[Figure collection entries]
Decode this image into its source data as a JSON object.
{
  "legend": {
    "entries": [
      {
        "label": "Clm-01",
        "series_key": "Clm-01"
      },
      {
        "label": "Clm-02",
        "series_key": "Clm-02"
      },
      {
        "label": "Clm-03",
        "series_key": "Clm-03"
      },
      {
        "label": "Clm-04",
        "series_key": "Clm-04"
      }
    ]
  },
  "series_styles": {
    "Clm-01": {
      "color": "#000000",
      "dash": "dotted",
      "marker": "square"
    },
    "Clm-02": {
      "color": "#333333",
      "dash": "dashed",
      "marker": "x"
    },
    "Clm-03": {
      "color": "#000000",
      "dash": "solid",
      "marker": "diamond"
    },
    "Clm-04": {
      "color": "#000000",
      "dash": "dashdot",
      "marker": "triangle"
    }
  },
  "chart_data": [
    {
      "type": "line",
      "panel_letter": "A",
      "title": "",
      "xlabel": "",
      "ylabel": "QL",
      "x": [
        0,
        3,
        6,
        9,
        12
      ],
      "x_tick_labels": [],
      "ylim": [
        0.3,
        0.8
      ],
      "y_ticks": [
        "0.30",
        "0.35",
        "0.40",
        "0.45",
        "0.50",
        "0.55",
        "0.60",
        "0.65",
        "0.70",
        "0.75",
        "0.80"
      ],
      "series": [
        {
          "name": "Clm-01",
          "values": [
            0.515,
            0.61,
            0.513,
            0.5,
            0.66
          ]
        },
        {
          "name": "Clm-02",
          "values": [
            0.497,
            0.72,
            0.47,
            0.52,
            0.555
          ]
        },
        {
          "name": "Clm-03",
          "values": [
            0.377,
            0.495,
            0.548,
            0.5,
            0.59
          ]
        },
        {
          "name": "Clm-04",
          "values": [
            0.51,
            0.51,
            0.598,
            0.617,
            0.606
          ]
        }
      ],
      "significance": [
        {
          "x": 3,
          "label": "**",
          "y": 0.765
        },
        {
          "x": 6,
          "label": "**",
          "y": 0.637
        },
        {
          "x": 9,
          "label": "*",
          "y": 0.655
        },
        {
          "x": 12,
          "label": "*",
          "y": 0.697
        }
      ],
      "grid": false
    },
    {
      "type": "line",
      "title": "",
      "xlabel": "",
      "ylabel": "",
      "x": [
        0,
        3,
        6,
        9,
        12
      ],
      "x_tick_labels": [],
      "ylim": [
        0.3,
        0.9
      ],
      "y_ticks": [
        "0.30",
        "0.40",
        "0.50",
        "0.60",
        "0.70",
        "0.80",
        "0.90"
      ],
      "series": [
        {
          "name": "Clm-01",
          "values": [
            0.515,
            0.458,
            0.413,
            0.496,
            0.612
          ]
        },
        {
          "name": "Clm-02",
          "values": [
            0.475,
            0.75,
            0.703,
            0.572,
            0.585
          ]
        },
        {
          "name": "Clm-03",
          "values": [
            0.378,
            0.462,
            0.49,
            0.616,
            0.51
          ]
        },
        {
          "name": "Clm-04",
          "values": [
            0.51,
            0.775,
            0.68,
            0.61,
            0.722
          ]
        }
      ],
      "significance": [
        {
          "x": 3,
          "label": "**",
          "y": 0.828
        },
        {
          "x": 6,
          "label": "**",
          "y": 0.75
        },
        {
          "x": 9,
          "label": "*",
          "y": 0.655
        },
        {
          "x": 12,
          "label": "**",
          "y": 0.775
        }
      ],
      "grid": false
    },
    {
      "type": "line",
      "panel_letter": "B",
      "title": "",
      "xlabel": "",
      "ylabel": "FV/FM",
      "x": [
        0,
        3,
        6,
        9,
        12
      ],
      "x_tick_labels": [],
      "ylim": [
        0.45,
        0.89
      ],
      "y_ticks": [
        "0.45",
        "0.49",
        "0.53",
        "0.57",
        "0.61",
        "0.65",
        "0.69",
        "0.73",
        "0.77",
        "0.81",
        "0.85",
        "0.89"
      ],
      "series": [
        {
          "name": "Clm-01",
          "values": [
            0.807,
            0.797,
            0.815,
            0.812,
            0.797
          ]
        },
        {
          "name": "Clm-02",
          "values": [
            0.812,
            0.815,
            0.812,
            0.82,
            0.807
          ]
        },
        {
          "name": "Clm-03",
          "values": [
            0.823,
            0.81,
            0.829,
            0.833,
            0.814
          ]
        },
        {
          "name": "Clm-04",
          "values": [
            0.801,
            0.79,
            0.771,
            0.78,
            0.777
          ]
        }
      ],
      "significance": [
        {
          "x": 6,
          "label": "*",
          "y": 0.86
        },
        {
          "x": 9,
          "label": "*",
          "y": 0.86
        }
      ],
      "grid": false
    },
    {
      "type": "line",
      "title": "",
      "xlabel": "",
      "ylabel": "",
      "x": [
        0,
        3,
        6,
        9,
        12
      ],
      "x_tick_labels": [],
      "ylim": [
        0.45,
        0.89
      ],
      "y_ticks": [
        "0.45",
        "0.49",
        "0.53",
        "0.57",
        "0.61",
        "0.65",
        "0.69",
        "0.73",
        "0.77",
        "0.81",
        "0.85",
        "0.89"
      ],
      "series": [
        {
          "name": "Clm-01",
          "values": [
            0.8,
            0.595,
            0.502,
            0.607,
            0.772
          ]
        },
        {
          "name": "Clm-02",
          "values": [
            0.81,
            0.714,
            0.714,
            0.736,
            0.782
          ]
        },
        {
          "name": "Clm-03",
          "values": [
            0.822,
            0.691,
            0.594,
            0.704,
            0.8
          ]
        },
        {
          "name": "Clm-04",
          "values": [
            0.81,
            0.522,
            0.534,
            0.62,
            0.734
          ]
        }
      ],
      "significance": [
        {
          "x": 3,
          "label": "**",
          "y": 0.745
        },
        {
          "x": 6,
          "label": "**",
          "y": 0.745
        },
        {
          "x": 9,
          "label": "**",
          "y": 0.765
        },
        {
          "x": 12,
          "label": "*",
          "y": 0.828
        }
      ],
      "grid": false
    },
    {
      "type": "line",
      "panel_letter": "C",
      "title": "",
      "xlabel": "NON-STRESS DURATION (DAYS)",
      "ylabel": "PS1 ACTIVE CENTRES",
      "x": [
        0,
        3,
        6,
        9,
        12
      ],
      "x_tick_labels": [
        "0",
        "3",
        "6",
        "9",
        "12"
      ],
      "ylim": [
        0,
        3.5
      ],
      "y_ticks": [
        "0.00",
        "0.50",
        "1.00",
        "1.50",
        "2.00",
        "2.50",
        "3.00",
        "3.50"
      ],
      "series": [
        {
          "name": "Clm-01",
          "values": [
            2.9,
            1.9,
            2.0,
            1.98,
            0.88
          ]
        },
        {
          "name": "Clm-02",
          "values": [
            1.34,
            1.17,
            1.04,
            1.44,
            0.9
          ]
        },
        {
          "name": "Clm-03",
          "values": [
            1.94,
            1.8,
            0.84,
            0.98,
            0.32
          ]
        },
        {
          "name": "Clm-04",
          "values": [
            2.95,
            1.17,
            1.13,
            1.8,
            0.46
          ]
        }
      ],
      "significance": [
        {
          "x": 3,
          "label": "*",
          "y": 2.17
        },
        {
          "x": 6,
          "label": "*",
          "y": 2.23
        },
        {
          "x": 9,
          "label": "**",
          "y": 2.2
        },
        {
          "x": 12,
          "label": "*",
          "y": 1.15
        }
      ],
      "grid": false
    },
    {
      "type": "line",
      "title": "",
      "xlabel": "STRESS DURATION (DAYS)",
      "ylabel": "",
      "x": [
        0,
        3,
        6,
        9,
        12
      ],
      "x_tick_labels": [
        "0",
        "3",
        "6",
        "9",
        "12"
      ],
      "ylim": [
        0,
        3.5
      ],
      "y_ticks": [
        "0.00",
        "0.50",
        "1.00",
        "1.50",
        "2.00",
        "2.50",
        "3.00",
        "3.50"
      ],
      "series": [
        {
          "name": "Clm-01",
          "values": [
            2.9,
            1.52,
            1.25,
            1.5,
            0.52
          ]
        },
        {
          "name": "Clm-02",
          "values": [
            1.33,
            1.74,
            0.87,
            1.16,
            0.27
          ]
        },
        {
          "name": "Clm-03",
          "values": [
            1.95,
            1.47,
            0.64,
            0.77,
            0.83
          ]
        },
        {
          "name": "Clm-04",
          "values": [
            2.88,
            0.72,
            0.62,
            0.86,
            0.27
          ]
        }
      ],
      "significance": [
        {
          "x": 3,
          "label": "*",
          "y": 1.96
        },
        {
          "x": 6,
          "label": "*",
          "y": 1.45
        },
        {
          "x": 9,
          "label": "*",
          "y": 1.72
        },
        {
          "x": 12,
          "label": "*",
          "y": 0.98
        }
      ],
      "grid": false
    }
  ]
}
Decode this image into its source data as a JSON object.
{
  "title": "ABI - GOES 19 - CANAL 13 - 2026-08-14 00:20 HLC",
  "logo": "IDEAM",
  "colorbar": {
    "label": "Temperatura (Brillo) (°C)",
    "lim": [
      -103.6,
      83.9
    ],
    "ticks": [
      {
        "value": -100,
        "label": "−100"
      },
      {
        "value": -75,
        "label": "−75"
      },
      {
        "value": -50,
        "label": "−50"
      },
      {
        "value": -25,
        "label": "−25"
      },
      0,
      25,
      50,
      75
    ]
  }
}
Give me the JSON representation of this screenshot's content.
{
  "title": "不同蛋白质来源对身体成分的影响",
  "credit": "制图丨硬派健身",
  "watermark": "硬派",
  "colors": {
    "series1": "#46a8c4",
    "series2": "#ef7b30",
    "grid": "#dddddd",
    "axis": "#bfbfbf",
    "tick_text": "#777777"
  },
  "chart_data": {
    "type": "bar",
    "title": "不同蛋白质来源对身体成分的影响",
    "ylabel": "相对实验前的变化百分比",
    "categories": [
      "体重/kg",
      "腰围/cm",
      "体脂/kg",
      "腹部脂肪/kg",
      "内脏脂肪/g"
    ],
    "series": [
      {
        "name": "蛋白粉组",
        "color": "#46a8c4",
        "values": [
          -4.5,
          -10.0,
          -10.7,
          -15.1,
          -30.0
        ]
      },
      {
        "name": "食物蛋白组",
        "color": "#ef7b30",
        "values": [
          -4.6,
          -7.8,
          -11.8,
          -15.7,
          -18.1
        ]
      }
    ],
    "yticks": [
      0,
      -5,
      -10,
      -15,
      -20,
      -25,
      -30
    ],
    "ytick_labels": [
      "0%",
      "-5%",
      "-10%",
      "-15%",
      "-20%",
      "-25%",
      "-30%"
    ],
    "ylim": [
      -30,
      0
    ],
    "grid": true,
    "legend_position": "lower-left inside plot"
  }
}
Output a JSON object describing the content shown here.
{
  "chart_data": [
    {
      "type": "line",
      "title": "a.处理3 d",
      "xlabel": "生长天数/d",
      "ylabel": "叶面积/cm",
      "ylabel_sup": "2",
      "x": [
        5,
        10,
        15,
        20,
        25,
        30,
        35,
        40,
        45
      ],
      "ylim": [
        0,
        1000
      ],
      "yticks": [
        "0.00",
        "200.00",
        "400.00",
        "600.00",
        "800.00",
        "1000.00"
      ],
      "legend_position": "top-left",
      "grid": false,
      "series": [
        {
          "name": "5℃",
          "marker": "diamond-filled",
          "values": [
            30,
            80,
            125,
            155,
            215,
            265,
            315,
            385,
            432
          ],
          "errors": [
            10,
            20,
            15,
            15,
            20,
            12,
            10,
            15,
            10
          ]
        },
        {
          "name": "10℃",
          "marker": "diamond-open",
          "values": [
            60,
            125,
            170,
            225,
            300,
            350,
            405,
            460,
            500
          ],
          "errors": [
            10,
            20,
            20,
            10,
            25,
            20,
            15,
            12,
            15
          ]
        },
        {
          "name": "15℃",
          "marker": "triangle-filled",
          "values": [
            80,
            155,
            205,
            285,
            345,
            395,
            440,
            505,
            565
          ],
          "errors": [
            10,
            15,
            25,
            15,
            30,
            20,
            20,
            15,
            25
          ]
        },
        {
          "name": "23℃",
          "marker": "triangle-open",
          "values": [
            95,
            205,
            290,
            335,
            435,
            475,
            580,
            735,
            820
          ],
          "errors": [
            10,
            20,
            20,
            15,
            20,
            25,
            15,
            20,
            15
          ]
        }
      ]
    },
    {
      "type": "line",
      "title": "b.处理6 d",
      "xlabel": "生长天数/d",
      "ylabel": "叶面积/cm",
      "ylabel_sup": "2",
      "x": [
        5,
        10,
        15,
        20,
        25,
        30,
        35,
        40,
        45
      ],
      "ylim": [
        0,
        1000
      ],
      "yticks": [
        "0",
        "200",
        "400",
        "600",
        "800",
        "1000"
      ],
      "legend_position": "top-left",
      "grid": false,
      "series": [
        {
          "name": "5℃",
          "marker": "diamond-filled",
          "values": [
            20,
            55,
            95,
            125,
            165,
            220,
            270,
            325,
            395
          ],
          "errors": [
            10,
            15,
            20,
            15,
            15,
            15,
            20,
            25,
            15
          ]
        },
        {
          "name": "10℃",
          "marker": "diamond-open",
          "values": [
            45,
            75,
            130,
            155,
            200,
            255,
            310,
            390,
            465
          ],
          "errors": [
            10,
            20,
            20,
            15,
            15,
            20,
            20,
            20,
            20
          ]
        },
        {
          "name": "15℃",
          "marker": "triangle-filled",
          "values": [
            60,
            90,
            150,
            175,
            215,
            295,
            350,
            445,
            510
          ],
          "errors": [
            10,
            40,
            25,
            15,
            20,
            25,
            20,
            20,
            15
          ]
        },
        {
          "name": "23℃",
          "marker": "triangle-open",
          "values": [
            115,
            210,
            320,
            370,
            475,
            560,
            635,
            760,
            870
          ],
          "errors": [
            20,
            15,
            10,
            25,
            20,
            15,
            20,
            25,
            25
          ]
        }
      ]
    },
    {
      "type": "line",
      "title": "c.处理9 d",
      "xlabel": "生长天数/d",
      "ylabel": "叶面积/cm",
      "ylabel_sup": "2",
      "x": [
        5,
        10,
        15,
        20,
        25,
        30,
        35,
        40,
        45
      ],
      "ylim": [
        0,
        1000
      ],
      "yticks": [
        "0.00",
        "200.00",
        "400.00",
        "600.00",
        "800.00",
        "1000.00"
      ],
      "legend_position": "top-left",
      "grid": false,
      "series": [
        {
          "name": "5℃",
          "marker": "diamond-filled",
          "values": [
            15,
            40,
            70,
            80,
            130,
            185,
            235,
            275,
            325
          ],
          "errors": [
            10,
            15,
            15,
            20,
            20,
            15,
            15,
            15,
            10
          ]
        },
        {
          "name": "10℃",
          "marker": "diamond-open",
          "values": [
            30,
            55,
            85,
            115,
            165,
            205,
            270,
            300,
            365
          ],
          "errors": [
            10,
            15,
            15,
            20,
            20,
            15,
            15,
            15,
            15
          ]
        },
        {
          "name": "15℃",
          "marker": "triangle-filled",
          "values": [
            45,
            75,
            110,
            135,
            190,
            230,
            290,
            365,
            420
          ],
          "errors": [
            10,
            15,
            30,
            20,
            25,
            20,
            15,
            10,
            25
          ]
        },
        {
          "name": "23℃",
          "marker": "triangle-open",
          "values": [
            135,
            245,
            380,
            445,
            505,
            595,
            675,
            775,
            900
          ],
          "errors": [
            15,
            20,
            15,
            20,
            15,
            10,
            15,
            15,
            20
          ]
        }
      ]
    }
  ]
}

**GIVEN REQUEST:** Which lines include the word "JSON"? Copy every one of them.

**THE RESULT:**
Decode this image into its source data as a JSON object.
Decode this image into its source data as a JSON object.
Give me the JSON representation of this screenshot's content.
Output a JSON object describing the content shown here.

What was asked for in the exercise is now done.